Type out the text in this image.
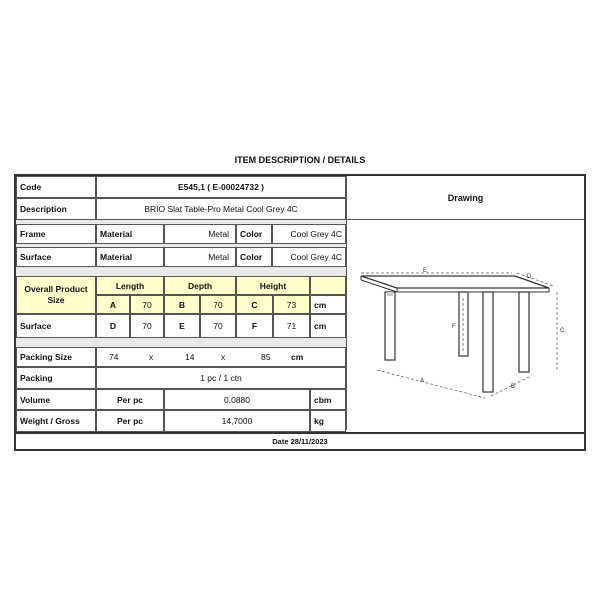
ITEM DESCRIPTION / DETAILS
Code	E545,1 ( E-00024732 )
Description	BRIO Slat Table-Pro Metal Cool Grey 4C
Frame	Material	Metal	Color	Cool Grey 4C
Surface	Material	Metal	Color	Cool Grey 4C
Overall Product Size
Length	Depth	Height
A	70	B	70	C	73	cm
Surface	D	70	E	70	F	71	cm
Packing Size	74	x	14	x	85 cm
Packing	1 pc / 1 ctn
Volume	Per pc	0,0880	cbm
Weight / Gross	Per pc	14,7000	kg
Drawing
E
D
F
C
A
B
Date 28/11/2023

= = =

◆ THE EXERCISE: Write out the material above again, word for word, minus its pictures.

◆ EXERCISE RESPONSE:
Type out the text in this image.
ITEM DESCRIPTION / DETAILS
Code	E545,1 ( E-00024732 )
Description	BRIO Slat Table-Pro Metal Cool Grey 4C
Frame	Material	Metal	Color	Cool Grey 4C
Surface	Material	Metal	Color	Cool Grey 4C
Overall Product Size
Length	Depth	Height
A	70	B	70	C	73	cm
Surface	D	70	E	70	F	71	cm
Packing Size	74	x	14	x	85 cm
Packing	1 pc / 1 ctn
Volume	Per pc	0,0880	cbm
Weight / Gross	Per pc	14,7000	kg
Drawing
E
D
F
C
A
B
Date 28/11/2023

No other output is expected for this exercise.